Write out the records below once more, exactly as they stand.

[Start]

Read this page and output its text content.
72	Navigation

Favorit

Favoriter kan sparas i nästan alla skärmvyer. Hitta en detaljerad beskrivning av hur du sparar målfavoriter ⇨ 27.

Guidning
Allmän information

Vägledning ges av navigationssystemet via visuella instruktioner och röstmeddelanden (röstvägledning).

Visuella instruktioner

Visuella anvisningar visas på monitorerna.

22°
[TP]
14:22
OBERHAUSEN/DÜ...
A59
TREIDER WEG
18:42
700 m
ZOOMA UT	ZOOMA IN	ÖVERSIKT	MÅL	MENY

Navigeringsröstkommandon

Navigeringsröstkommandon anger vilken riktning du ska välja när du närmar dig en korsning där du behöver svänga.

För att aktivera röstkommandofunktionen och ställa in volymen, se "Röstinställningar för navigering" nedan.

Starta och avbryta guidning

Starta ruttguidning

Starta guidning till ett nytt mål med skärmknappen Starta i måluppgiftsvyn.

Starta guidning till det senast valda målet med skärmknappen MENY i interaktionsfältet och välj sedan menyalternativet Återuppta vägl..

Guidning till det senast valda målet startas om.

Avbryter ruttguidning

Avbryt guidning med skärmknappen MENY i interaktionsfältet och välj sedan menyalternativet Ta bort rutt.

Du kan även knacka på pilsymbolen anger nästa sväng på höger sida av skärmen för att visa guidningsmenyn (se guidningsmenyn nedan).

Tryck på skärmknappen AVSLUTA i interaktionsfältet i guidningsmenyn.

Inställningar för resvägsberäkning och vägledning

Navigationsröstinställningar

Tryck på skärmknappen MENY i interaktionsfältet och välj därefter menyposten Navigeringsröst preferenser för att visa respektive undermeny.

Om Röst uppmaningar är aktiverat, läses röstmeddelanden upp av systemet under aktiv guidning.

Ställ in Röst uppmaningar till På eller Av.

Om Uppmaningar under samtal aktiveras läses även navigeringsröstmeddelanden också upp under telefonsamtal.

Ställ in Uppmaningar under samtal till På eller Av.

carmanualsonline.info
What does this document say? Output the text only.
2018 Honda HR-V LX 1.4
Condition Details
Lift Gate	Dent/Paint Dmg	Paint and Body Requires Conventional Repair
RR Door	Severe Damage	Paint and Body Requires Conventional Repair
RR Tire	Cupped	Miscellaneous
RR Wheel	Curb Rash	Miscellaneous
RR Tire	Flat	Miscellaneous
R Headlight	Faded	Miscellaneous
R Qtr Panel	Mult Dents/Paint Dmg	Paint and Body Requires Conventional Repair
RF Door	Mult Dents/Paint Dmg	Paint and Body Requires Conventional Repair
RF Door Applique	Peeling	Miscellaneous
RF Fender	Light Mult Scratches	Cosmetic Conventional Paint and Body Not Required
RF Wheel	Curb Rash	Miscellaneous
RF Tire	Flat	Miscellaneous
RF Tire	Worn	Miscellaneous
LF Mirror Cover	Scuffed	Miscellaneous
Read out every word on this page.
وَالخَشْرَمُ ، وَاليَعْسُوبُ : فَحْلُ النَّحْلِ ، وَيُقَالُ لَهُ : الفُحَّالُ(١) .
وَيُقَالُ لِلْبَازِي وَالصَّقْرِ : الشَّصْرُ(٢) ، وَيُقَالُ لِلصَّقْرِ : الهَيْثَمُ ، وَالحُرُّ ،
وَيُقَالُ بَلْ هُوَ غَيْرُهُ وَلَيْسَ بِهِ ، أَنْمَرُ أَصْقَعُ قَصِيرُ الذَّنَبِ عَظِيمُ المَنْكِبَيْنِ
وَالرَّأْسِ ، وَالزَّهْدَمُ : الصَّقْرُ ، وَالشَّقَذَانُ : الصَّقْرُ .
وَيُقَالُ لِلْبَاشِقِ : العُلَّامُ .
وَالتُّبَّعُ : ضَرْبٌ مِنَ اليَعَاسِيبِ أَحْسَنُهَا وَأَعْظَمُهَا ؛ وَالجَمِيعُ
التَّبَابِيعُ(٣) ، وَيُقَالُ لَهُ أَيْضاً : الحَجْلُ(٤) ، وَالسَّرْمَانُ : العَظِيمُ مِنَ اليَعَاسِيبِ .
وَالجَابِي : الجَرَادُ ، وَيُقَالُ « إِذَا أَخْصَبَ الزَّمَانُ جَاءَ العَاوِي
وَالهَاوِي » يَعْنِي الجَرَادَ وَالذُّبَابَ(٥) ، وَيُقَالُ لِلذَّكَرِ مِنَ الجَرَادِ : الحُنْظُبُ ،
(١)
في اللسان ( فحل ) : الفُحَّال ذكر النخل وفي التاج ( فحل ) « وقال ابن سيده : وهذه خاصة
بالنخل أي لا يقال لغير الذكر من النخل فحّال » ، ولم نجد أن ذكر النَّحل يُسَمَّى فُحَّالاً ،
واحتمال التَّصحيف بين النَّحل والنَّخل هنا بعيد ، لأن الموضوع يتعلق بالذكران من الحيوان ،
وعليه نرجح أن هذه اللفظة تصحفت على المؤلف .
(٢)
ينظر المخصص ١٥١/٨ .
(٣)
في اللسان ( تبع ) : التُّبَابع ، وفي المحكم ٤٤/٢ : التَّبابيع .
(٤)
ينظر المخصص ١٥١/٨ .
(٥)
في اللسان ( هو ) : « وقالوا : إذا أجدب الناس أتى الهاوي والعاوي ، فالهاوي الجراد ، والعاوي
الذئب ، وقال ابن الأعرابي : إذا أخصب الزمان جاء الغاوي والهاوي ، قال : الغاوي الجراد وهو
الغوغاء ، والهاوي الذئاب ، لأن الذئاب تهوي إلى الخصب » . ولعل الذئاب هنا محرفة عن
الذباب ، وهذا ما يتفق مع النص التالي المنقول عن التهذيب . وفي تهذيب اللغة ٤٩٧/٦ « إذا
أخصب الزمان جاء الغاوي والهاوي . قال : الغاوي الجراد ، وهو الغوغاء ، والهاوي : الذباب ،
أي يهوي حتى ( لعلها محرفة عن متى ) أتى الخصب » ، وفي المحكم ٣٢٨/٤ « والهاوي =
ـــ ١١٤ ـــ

[End]

#### [RESULT OF THIS TASK]
Read this page and output its text content.
72	Navigation

Favorit

Favoriter kan sparas i nästan alla skärmvyer. Hitta en detaljerad beskrivning av hur du sparar målfavoriter ⇨ 27.

Guidning
Allmän information

Vägledning ges av navigationssystemet via visuella instruktioner och röstmeddelanden (röstvägledning).

Visuella instruktioner

Visuella anvisningar visas på monitorerna.

22°
[TP]
14:22
OBERHAUSEN/DÜ...
A59
TREIDER WEG
18:42
700 m
ZOOMA UT	ZOOMA IN	ÖVERSIKT	MÅL	MENY

Navigeringsröstkommandon

Navigeringsröstkommandon anger vilken riktning du ska välja när du närmar dig en korsning där du behöver svänga.

För att aktivera röstkommandofunktionen och ställa in volymen, se "Röstinställningar för navigering" nedan.

Starta och avbryta guidning

Starta ruttguidning

Starta guidning till ett nytt mål med skärmknappen Starta i måluppgiftsvyn.

Starta guidning till det senast valda målet med skärmknappen MENY i interaktionsfältet och välj sedan menyalternativet Återuppta vägl..

Guidning till det senast valda målet startas om.

Avbryter ruttguidning

Avbryt guidning med skärmknappen MENY i interaktionsfältet och välj sedan menyalternativet Ta bort rutt.

Du kan även knacka på pilsymbolen anger nästa sväng på höger sida av skärmen för att visa guidningsmenyn (se guidningsmenyn nedan).

Tryck på skärmknappen AVSLUTA i interaktionsfältet i guidningsmenyn.

Inställningar för resvägsberäkning och vägledning

Navigationsröstinställningar

Tryck på skärmknappen MENY i interaktionsfältet och välj därefter menyposten Navigeringsröst preferenser för att visa respektive undermeny.

Om Röst uppmaningar är aktiverat, läses röstmeddelanden upp av systemet under aktiv guidning.

Ställ in Röst uppmaningar till På eller Av.

Om Uppmaningar under samtal aktiveras läses även navigeringsröstmeddelanden också upp under telefonsamtal.

Ställ in Uppmaningar under samtal till På eller Av.

carmanualsonline.info
What does this document say? Output the text only.
2018 Honda HR-V LX 1.4
Condition Details
Lift Gate	Dent/Paint Dmg	Paint and Body Requires Conventional Repair
RR Door	Severe Damage	Paint and Body Requires Conventional Repair
RR Tire	Cupped	Miscellaneous
RR Wheel	Curb Rash	Miscellaneous
RR Tire	Flat	Miscellaneous
R Headlight	Faded	Miscellaneous
R Qtr Panel	Mult Dents/Paint Dmg	Paint and Body Requires Conventional Repair
RF Door	Mult Dents/Paint Dmg	Paint and Body Requires Conventional Repair
RF Door Applique	Peeling	Miscellaneous
RF Fender	Light Mult Scratches	Cosmetic Conventional Paint and Body Not Required
RF Wheel	Curb Rash	Miscellaneous
RF Tire	Flat	Miscellaneous
RF Tire	Worn	Miscellaneous
LF Mirror Cover	Scuffed	Miscellaneous
Read out every word on this page.
وَالخَشْرَمُ ، وَاليَعْسُوبُ : فَحْلُ النَّحْلِ ، وَيُقَالُ لَهُ : الفُحَّالُ(١) .
وَيُقَالُ لِلْبَازِي وَالصَّقْرِ : الشَّصْرُ(٢) ، وَيُقَالُ لِلصَّقْرِ : الهَيْثَمُ ، وَالحُرُّ ،
وَيُقَالُ بَلْ هُوَ غَيْرُهُ وَلَيْسَ بِهِ ، أَنْمَرُ أَصْقَعُ قَصِيرُ الذَّنَبِ عَظِيمُ المَنْكِبَيْنِ
وَالرَّأْسِ ، وَالزَّهْدَمُ : الصَّقْرُ ، وَالشَّقَذَانُ : الصَّقْرُ .
وَيُقَالُ لِلْبَاشِقِ : العُلَّامُ .
وَالتُّبَّعُ : ضَرْبٌ مِنَ اليَعَاسِيبِ أَحْسَنُهَا وَأَعْظَمُهَا ؛ وَالجَمِيعُ
التَّبَابِيعُ(٣) ، وَيُقَالُ لَهُ أَيْضاً : الحَجْلُ(٤) ، وَالسَّرْمَانُ : العَظِيمُ مِنَ اليَعَاسِيبِ .
وَالجَابِي : الجَرَادُ ، وَيُقَالُ « إِذَا أَخْصَبَ الزَّمَانُ جَاءَ العَاوِي
وَالهَاوِي » يَعْنِي الجَرَادَ وَالذُّبَابَ(٥) ، وَيُقَالُ لِلذَّكَرِ مِنَ الجَرَادِ : الحُنْظُبُ ،
(١)
في اللسان ( فحل ) : الفُحَّال ذكر النخل وفي التاج ( فحل ) « وقال ابن سيده : وهذه خاصة
بالنخل أي لا يقال لغير الذكر من النخل فحّال » ، ولم نجد أن ذكر النَّحل يُسَمَّى فُحَّالاً ،
واحتمال التَّصحيف بين النَّحل والنَّخل هنا بعيد ، لأن الموضوع يتعلق بالذكران من الحيوان ،
وعليه نرجح أن هذه اللفظة تصحفت على المؤلف .
(٢)
ينظر المخصص ١٥١/٨ .
(٣)
في اللسان ( تبع ) : التُّبَابع ، وفي المحكم ٤٤/٢ : التَّبابيع .
(٤)
ينظر المخصص ١٥١/٨ .
(٥)
في اللسان ( هو ) : « وقالوا : إذا أجدب الناس أتى الهاوي والعاوي ، فالهاوي الجراد ، والعاوي
الذئب ، وقال ابن الأعرابي : إذا أخصب الزمان جاء الغاوي والهاوي ، قال : الغاوي الجراد وهو
الغوغاء ، والهاوي الذئاب ، لأن الذئاب تهوي إلى الخصب » . ولعل الذئاب هنا محرفة عن
الذباب ، وهذا ما يتفق مع النص التالي المنقول عن التهذيب . وفي تهذيب اللغة ٤٩٧/٦ « إذا
أخصب الزمان جاء الغاوي والهاوي . قال : الغاوي الجراد ، وهو الغوغاء ، والهاوي : الذباب ،
أي يهوي حتى ( لعلها محرفة عن متى ) أتى الخصب » ، وفي المحكم ٣٢٨/٤ « والهاوي =
ـــ ١١٤ ـــ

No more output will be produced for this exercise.